> Vos tâches:
(1) Dans le texte sur le documentaire de Bernard Émond, quel est le titre de ce film ?
(2) Écris la suite du texte sur le documentaire de Bernard Émond, à partir de sa dernière phrase.

> Texte proposé:
++++++++
Tu ne rêves que d’une chose: être spécial pour une personne.
Le cinéaste Bernard Émond a déjà tourné un merveilleux documentaire sur un ancien planteur de quilles qui vivait seul et ramassait du vieux bois dans les ruelles.
Le titre? Ceux qui ont le pas léger meurent sans laisser de trace.
L’un des plus beaux titres au monde, selon moi.
Le portrait d’un homme qui ne comptait pour personne. Le genre d’hommes (et de femmes) qui vivent et meurent dans l’indifférence générale.
Ne seraient-ils jamais nés que cela n’aurait fait aucune différence.
Le genre d’individus qui ne font pas de bruit, qui vivent dans des demi-sous-sols ou des maisons de chambres et dont on découvre le cadavre par accident, trois mois après leur décès.
Que font ces gens-là? Ils regardent la télévision.
++++++++
> Annotations de régions:
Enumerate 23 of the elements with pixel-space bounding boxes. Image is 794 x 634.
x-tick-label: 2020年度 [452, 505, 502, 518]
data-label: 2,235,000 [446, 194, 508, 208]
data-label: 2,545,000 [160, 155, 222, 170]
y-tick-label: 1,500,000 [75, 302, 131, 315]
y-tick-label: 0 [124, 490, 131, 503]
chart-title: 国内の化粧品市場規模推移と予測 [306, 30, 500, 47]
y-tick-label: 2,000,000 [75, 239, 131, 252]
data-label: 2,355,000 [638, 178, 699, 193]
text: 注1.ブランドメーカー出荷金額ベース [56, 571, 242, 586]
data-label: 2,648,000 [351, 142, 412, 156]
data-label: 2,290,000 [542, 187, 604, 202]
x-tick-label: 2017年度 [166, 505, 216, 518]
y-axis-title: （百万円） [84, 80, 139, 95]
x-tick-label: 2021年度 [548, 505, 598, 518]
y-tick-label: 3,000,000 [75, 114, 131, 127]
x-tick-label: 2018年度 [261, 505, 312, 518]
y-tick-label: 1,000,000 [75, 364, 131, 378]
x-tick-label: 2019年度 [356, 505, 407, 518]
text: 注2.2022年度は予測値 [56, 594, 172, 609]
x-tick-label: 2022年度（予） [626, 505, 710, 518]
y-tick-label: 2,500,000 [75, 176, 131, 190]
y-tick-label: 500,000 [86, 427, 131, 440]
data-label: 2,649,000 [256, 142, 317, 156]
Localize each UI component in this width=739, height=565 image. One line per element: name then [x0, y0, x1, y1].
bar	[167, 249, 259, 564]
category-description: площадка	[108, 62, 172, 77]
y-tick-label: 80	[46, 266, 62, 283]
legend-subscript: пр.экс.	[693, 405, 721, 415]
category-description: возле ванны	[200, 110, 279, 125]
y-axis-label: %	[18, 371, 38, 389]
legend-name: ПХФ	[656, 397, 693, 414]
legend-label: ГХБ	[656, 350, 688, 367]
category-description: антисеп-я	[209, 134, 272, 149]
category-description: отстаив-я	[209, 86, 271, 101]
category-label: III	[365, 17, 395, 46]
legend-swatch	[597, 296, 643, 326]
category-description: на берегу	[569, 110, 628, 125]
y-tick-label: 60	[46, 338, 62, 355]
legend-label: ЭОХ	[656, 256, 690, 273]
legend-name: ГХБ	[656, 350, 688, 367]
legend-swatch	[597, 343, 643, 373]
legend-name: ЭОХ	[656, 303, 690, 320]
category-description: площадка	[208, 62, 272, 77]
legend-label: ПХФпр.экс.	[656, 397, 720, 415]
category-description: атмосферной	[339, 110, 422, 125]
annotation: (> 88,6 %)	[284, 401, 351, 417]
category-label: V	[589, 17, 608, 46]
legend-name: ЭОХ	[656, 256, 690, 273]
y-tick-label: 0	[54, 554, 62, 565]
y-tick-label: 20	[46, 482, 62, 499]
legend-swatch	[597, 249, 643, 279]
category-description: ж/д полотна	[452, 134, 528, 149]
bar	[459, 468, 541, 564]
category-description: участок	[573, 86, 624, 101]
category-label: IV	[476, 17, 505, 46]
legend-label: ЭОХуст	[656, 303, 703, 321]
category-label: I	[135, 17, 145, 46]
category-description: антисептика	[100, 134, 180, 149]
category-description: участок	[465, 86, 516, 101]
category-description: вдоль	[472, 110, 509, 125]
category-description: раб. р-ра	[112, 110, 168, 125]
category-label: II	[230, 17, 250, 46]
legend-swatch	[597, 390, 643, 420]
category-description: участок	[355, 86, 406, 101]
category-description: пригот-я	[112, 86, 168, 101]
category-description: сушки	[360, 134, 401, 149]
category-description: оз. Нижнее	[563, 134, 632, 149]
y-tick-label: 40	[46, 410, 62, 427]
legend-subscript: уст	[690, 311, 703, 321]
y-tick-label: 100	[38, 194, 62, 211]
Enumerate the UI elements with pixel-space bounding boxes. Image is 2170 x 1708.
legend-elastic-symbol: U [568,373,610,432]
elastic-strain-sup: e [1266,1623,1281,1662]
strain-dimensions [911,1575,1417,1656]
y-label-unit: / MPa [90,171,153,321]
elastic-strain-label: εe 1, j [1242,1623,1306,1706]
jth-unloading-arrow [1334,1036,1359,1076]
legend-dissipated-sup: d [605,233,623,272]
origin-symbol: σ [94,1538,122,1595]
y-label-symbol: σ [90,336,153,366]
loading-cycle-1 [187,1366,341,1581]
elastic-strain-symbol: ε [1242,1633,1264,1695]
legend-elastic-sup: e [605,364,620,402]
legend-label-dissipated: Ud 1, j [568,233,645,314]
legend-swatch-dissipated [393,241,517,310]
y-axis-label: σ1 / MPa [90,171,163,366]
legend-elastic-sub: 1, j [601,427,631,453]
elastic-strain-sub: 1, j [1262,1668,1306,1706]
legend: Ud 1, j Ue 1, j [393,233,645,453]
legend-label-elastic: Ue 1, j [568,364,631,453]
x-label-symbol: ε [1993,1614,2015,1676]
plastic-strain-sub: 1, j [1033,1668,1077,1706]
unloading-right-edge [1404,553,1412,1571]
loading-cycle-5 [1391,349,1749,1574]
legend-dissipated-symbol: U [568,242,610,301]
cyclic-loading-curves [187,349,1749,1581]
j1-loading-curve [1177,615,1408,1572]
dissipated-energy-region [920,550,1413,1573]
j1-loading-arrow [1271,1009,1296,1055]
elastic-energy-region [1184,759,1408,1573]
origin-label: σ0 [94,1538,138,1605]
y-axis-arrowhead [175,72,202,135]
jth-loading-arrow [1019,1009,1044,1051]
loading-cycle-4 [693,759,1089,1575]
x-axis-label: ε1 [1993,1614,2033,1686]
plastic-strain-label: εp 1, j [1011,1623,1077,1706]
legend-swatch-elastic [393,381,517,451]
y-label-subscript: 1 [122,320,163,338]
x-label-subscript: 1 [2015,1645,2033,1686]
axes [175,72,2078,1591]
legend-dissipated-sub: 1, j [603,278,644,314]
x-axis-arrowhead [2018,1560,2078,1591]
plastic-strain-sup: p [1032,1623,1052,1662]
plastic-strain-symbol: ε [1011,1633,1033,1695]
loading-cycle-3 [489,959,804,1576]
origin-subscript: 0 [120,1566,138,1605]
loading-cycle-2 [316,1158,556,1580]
++++++++
> Réponses écrites:
(1) Ceux qui ont le pas léger meurent sans laisser de trace.

(2)
Et ils voient des gens qui tripent, qui s’amusent, qui ont du fun. En couple, entre amis, en gang.
Et ils n’ont qu’un rêve, un seul: pas gagner des millions à la loterie, non.
Juste que quelqu’un s’intéresse à eux.
Ne pas fondre dans la tapisserie, pour une minute.
Et un jour, quelqu’un leur écrit sur Facebook.
En les appelant par leur prénom.
DES FLEURS FANÉES
Facile de juger ces personnes.
Mais les êtres humains sont comme des plantes: s’ils ne reçoivent pas d’amour, ils se dessèchent.
C’est fou ce qu’on pourrait faire pour un sourire.